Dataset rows
=======

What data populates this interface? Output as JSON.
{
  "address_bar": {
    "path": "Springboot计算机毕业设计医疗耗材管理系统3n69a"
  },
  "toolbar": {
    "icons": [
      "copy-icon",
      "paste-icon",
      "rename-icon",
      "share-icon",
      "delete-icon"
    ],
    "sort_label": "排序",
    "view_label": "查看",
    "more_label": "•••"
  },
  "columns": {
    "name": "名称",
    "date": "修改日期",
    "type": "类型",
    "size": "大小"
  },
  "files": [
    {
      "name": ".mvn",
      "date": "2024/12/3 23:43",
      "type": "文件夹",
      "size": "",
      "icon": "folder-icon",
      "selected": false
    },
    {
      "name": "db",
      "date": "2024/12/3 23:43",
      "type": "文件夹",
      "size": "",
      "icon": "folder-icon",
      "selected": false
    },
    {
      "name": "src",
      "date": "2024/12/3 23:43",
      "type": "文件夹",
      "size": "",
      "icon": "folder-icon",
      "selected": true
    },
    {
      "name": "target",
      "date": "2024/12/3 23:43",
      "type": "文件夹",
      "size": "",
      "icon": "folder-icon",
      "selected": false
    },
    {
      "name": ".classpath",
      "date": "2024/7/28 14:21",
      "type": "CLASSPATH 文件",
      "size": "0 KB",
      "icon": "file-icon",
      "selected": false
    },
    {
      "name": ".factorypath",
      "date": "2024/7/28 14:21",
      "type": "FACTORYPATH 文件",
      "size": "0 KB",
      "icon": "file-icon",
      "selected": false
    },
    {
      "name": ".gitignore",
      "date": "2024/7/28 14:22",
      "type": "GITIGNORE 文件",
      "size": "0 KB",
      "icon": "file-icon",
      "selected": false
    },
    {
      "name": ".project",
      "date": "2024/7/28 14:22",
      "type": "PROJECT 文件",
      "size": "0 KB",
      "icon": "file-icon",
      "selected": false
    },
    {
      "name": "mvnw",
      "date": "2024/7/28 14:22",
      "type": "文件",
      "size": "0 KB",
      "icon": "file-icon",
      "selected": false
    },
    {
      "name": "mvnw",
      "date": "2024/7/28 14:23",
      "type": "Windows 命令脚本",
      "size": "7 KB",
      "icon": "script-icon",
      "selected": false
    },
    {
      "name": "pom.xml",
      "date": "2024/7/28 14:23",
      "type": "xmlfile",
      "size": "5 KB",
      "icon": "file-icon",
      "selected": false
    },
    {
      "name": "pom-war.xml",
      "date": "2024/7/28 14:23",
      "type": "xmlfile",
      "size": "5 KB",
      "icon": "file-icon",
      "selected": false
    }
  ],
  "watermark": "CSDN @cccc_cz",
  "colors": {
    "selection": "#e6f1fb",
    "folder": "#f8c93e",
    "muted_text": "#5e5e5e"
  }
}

=======

TASK:
What do the records say? Quote them all exactly.

REPLY:
What data populates this interface? Output as JSON.
{
  "address_bar": {
    "path": "Springboot计算机毕业设计医疗耗材管理系统3n69a"
  },
  "toolbar": {
    "icons": [
      "copy-icon",
      "paste-icon",
      "rename-icon",
      "share-icon",
      "delete-icon"
    ],
    "sort_label": "排序",
    "view_label": "查看",
    "more_label": "•••"
  },
  "columns": {
    "name": "名称",
    "date": "修改日期",
    "type": "类型",
    "size": "大小"
  },
  "files": [
    {
      "name": ".mvn",
      "date": "2024/12/3 23:43",
      "type": "文件夹",
      "size": "",
      "icon": "folder-icon",
      "selected": false
    },
    {
      "name": "db",
      "date": "2024/12/3 23:43",
      "type": "文件夹",
      "size": "",
      "icon": "folder-icon",
      "selected": false
    },
    {
      "name": "src",
      "date": "2024/12/3 23:43",
      "type": "文件夹",
      "size": "",
      "icon": "folder-icon",
      "selected": true
    },
    {
      "name": "target",
      "date": "2024/12/3 23:43",
      "type": "文件夹",
      "size": "",
      "icon": "folder-icon",
      "selected": false
    },
    {
      "name": ".classpath",
      "date": "2024/7/28 14:21",
      "type": "CLASSPATH 文件",
      "size": "0 KB",
      "icon": "file-icon",
      "selected": false
    },
    {
      "name": ".factorypath",
      "date": "2024/7/28 14:21",
      "type": "FACTORYPATH 文件",
      "size": "0 KB",
      "icon": "file-icon",
      "selected": false
    },
    {
      "name": ".gitignore",
      "date": "2024/7/28 14:22",
      "type": "GITIGNORE 文件",
      "size": "0 KB",
      "icon": "file-icon",
      "selected": false
    },
    {
      "name": ".project",
      "date": "2024/7/28 14:22",
      "type": "PROJECT 文件",
      "size": "0 KB",
      "icon": "file-icon",
      "selected": false
    },
    {
      "name": "mvnw",
      "date": "2024/7/28 14:22",
      "type": "文件",
      "size": "0 KB",
      "icon": "file-icon",
      "selected": false
    },
    {
      "name": "mvnw",
      "date": "2024/7/28 14:23",
      "type": "Windows 命令脚本",
      "size": "7 KB",
      "icon": "script-icon",
      "selected": false
    },
    {
      "name": "pom.xml",
      "date": "2024/7/28 14:23",
      "type": "xmlfile",
      "size": "5 KB",
      "icon": "file-icon",
      "selected": false
    },
    {
      "name": "pom-war.xml",
      "date": "2024/7/28 14:23",
      "type": "xmlfile",
      "size": "5 KB",
      "icon": "file-icon",
      "selected": false
    }
  ],
  "watermark": "CSDN @cccc_cz",
  "colors": {
    "selection": "#e6f1fb",
    "folder": "#f8c93e",
    "muted_text": "#5e5e5e"
  }
}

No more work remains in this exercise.